### Information provided

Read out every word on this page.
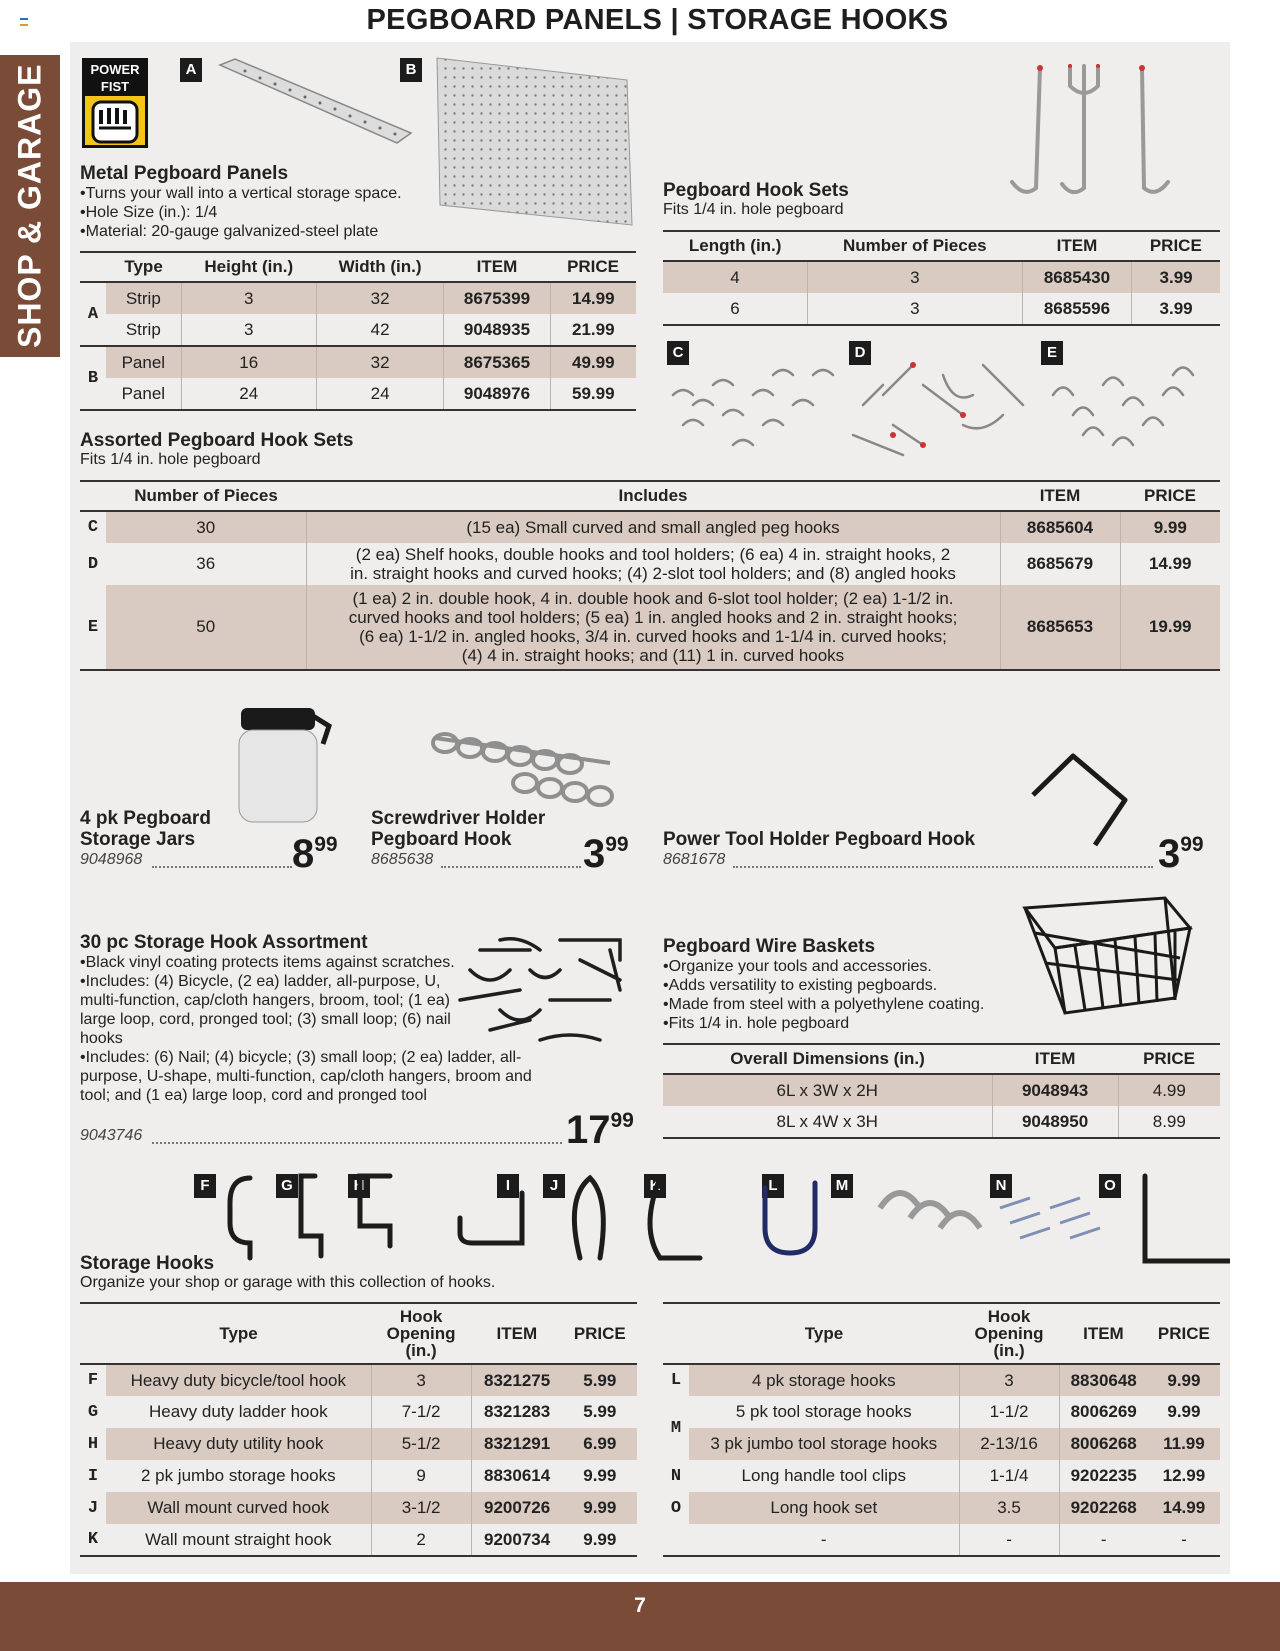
PEGBOARD PANELS | STORAGE HOOKS
SHOP & GARAGE	POWER
FIST
A	B
Metal Pegboard Panels
• Turns your wall into a vertical storage space.
• Hole Size (in.): 1/4
• Material: 20-gauge galvanized-steel plate
	Type	Height (in.)	Width (in.)	ITEM	PRICE
A	Strip	3	32	8675399	14.99
	Strip	3	42	9048935	21.99
B	Panel	16	32	8675365	49.99
	Panel	24	24	9048976	59.99
Pegboard Hook Sets
Fits 1/4 in. hole pegboard
Length (in.)	Number of Pieces	ITEM	PRICE
4	3	8685430	3.99
6	3	8685596	3.99
C	D	E
Assorted Pegboard Hook Sets
Fits 1/4 in. hole pegboard
	Number of Pieces	Includes	ITEM	PRICE
C	30	(15 ea) Small curved and small angled peg hooks	8685604	9.99
D	36	(2 ea) Shelf hooks, double hooks and tool holders; (6 ea) 4 in. straight hooks, 2 in. straight hooks and curved hooks; (4) 2-slot tool holders; and (8) angled hooks	8685679	14.99
E	50	(1 ea) 2 in. double hook, 4 in. double hook and 6-slot tool holder; (2 ea) 1-1/2 in. curved hooks and tool holders; (5 ea) 1 in. angled hooks and 2 in. straight hooks; (6 ea) 1-1/2 in. angled hooks, 3/4 in. curved hooks and 1-1/4 in. curved hooks; (4) 4 in. straight hooks; and (11) 1 in. curved hooks	8685653	19.99
4 pk Pegboard
Storage Jars
9048968	$8^{99}$
Screwdriver Holder
Pegboard Hook
8685638	$3^{99}$ Power Tool Holder Pegboard Hook
8681678	$3^{99}$
30 pc Storage Hook Assortment
• Black vinyl coating protects items against scratches.
• Includes: (4) Bicycle, (2 ea) ladder, all-purpose, U, multi-function, cap/cloth hangers, broom, tool; (1 ea) large loop, cord, pronged tool; (3) small loop; (6) nail hooks
• Includes: (6) Nail; (4) bicycle; (3) small loop; (2 ea) ladder, all-purpose, U-shape, multi-function, cap/cloth hangers, broom and tool; and (1 ea) large loop, cord and pronged tool
9043746	$17^{99}$
Pegboard Wire Baskets
• Organize your tools and accessories.
• Adds versatility to existing pegboards.
• Made from steel with a polyethylene coating.
• Fits 1/4 in. hole pegboard
Overall Dimensions (in.)	ITEM	PRICE
6L x 3W x 2H	9048943	4.99
8L x 4W x 3H	9048950	8.99
F	G	H	I	J	K	L	M	N	O
Storage Hooks
Organize your shop or garage with this collection of hooks.
	Type	Hook Opening (in.)	ITEM	PRICE
F	Heavy duty bicycle/tool hook	3	8321275	5.99
G	Heavy duty ladder hook	7-1/2	8321283	5.99
H	Heavy duty utility hook	5-1/2	8321291	6.99
I	2 pk jumbo storage hooks	9	8830614	9.99
J	Wall mount curved hook	3-1/2	9200726	9.99
K	Wall mount straight hook	2	9200734	9.99
	Type	Hook Opening (in.)	ITEM	PRICE
L	4 pk storage hooks	3	8830648	9.99
M	5 pk tool storage hooks	1-1/2	8006269	9.99
	3 pk jumbo tool storage hooks	2-13/16	8006268	11.99
N	Long handle tool clips	1-1/4	9202235	12.99
O	Long hook set	3.5	9202268	14.99
	-	-	-	-
7
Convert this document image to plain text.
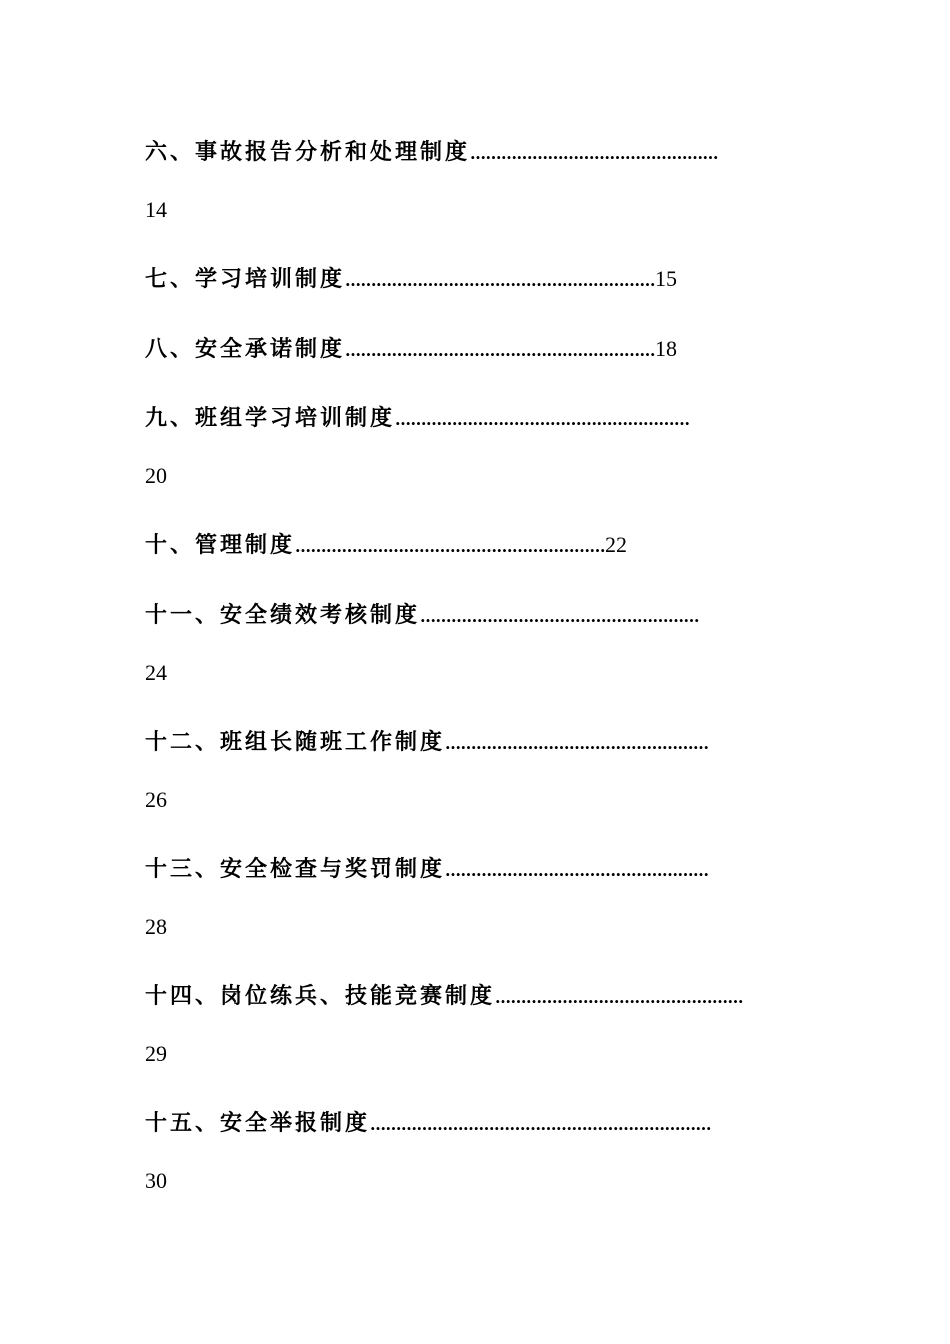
六、事故报告分析和处理制度…………………………………………
14
七、学习培训制度……………………………………………………15
八、安全承诺制度……………………………………………………18
九、班组学习培训制度…………………………………………………
20
十、管理制度……………………………………………………22
十一、安全绩效考核制度………………………………………………
24
十二、班组长随班工作制度……………………………………………
26
十三、安全检查与奖罚制度……………………………………………
28
十四、岗位练兵、技能竞赛制度…………………………………………
29
十五、安全举报制度…………………………………………………………
30
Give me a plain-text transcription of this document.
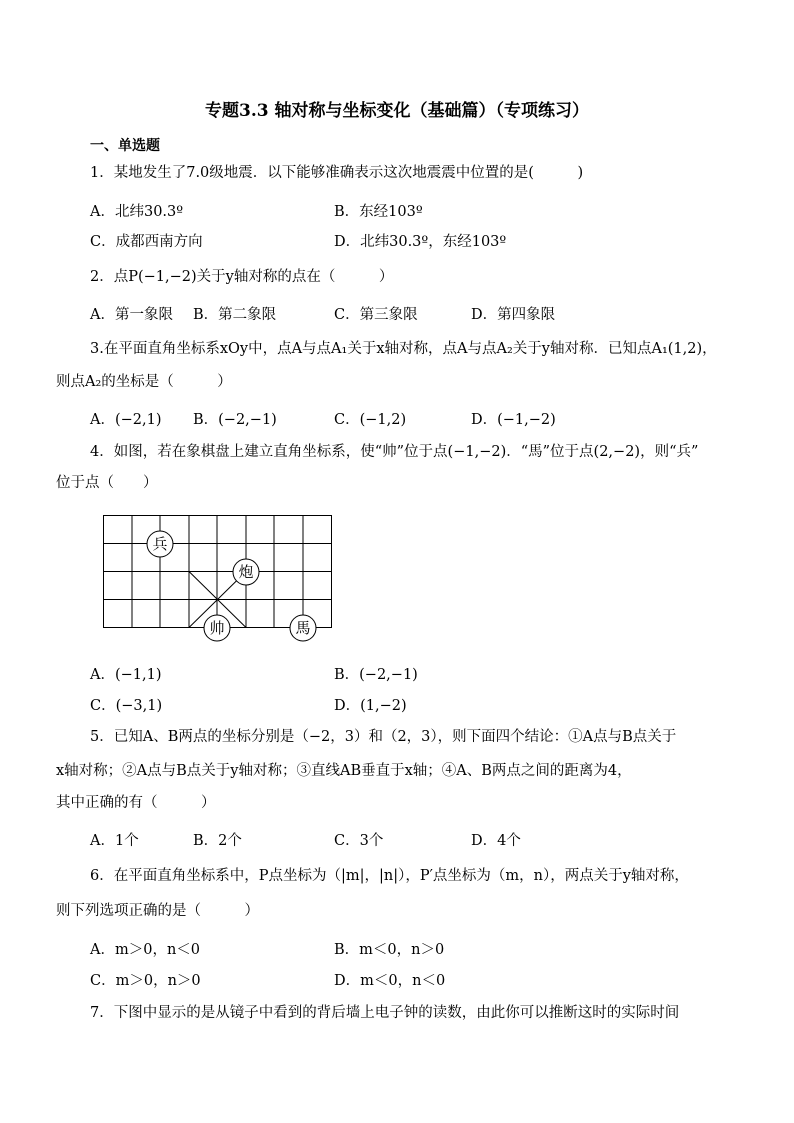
专题3.3 轴对称与坐标变化（基础篇）（专项练习）
一、单选题
1．某地发生了7.0级地震．以下能够准确表示这次地震震中位置的是(　　　)
A．北纬30.3º	B．东经103º
C．成都西南方向	D．北纬30.3º，东经103º
2．点P(−1,−2)关于y轴对称的点在（　　　）
A．第一象限 B．第二象限	C．第三象限	D．第四象限
3.在平面直角坐标系xOy中，点A与点A₁关于x轴对称，点A与点A₂关于y轴对称．已知点A₁(1,2)，
则点A₂的坐标是（　　　）
A．(−2,1) B．(−2,−1)	C．(−1,2)	D．(−1,−2)
4．如图，若在象棋盘上建立直角坐标系，使“帅”位于点(−1,−2)．“馬”位于点(2,−2)，则“兵”
位于点（　　）
兵
炮
帅	馬
A．(−1,1)	B．(−2,−1)
C．(−3,1)	D．(1,−2)
5．已知A、B两点的坐标分别是（−2，3）和（2，3），则下面四个结论：①A点与B点关于
x轴对称；②A点与B点关于y轴对称；③直线AB垂直于x轴；④A、B两点之间的距离为4，
其中正确的有（　　　）
A．1个	B．2个	C．3个	D．4个
6．在平面直角坐标系中，P点坐标为（|m|，|n|），P′点坐标为（m，n），两点关于y轴对称，
则下列选项正确的是（　　　）
A．m＞0，n＜0	B．m＜0，n＞0
C．m＞0，n＞0	D．m＜0，n＜0
7．下图中显示的是从镜子中看到的背后墙上电子钟的读数，由此你可以推断这时的实际时间
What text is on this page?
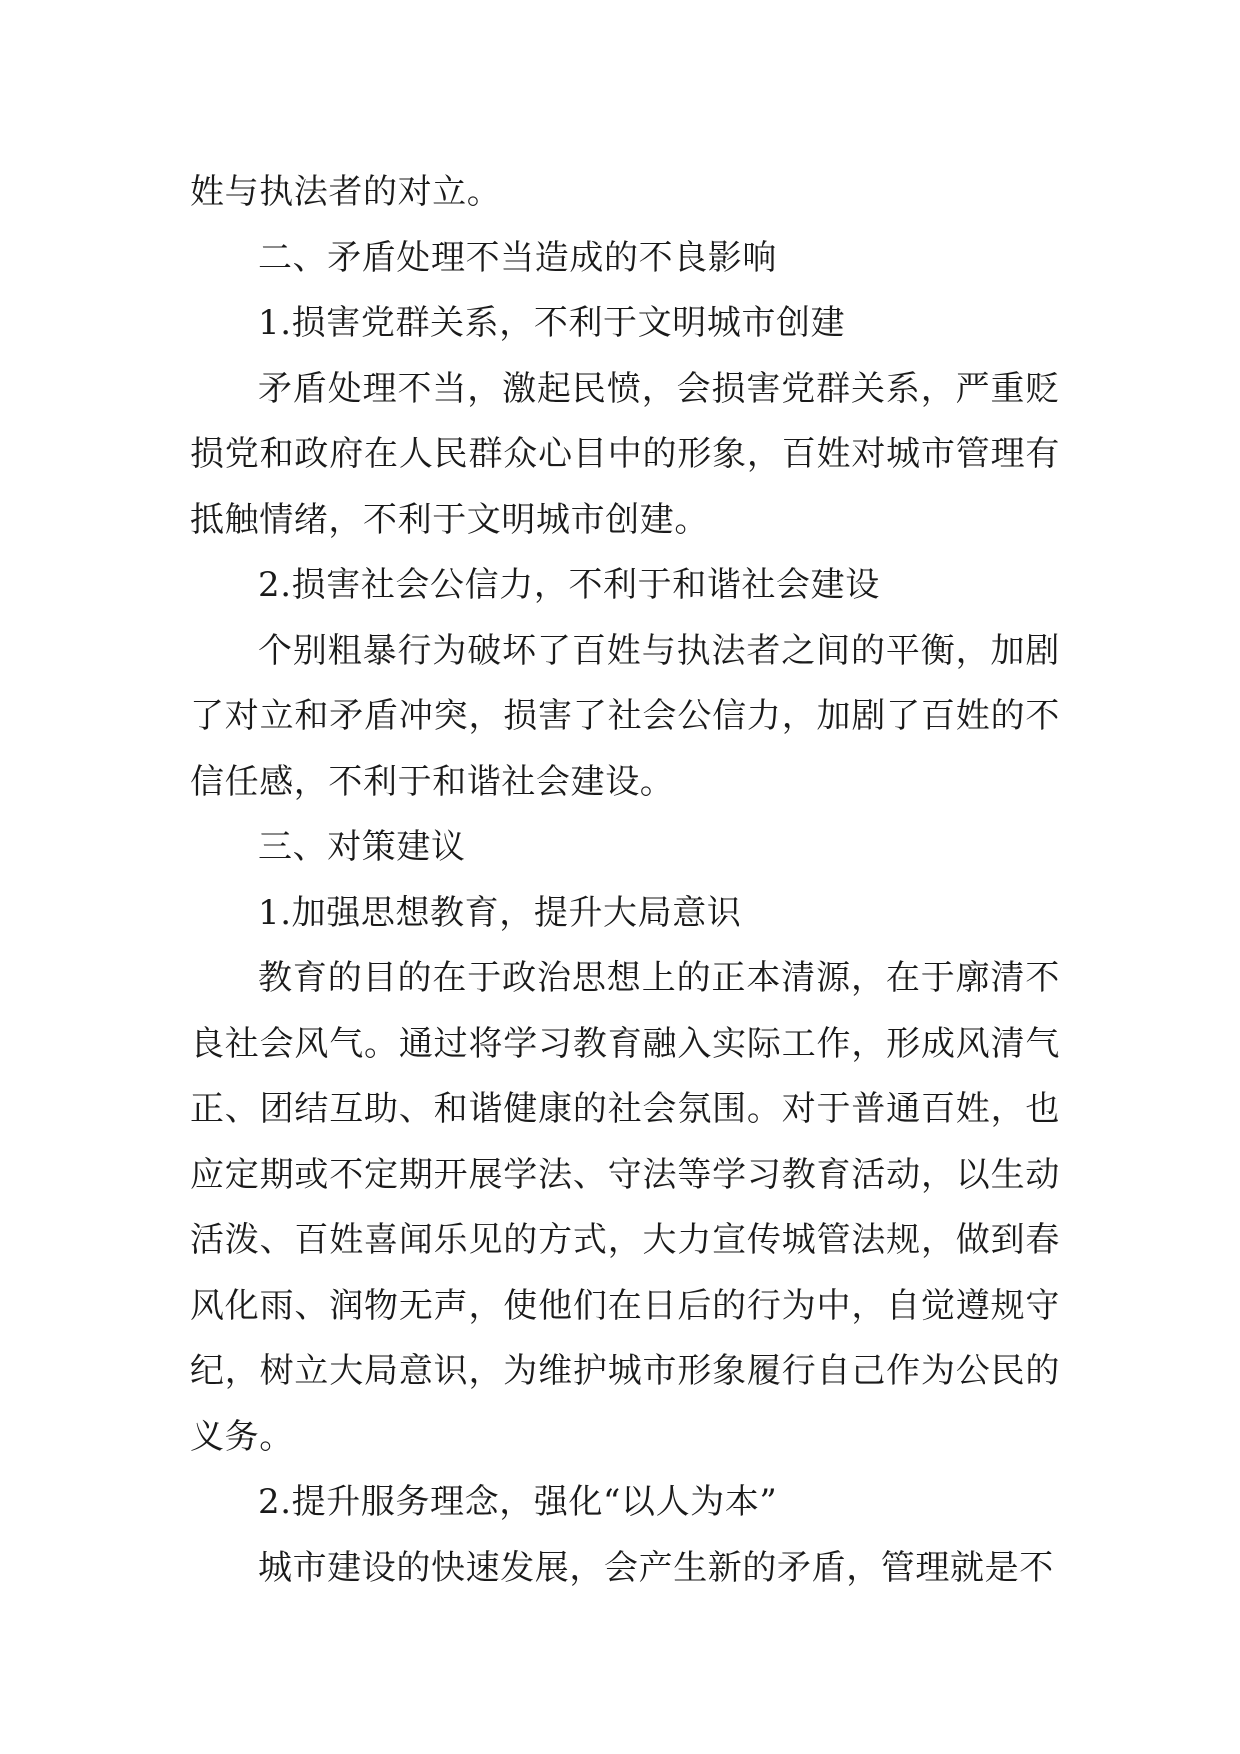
姓与执法者的对立。

二、矛盾处理不当造成的不良影响

1.损害党群关系，不利于文明城市创建

矛盾处理不当，激起民愤，会损害党群关系，严重贬损党和政府在人民群众心目中的形象，百姓对城市管理有抵触情绪，不利于文明城市创建。

2.损害社会公信力，不利于和谐社会建设

个别粗暴行为破坏了百姓与执法者之间的平衡，加剧了对立和矛盾冲突，损害了社会公信力，加剧了百姓的不信任感，不利于和谐社会建设。

三、对策建议

1.加强思想教育，提升大局意识

教育的目的在于政治思想上的正本清源，在于廓清不良社会风气。通过将学习教育融入实际工作，形成风清气正、团结互助、和谐健康的社会氛围。对于普通百姓，也应定期或不定期开展学法、守法等学习教育活动，以生动活泼、百姓喜闻乐见的方式，大力宣传城管法规，做到春风化雨、润物无声，使他们在日后的行为中，自觉遵规守纪，树立大局意识，为维护城市形象履行自己作为公民的义务。

2.提升服务理念，强化“以人为本”

城市建设的快速发展，会产生新的矛盾，管理就是不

######

Go through the listing above line by line and say how many lines hold the word "Heavy". Reply with that number only.

### Full response:
3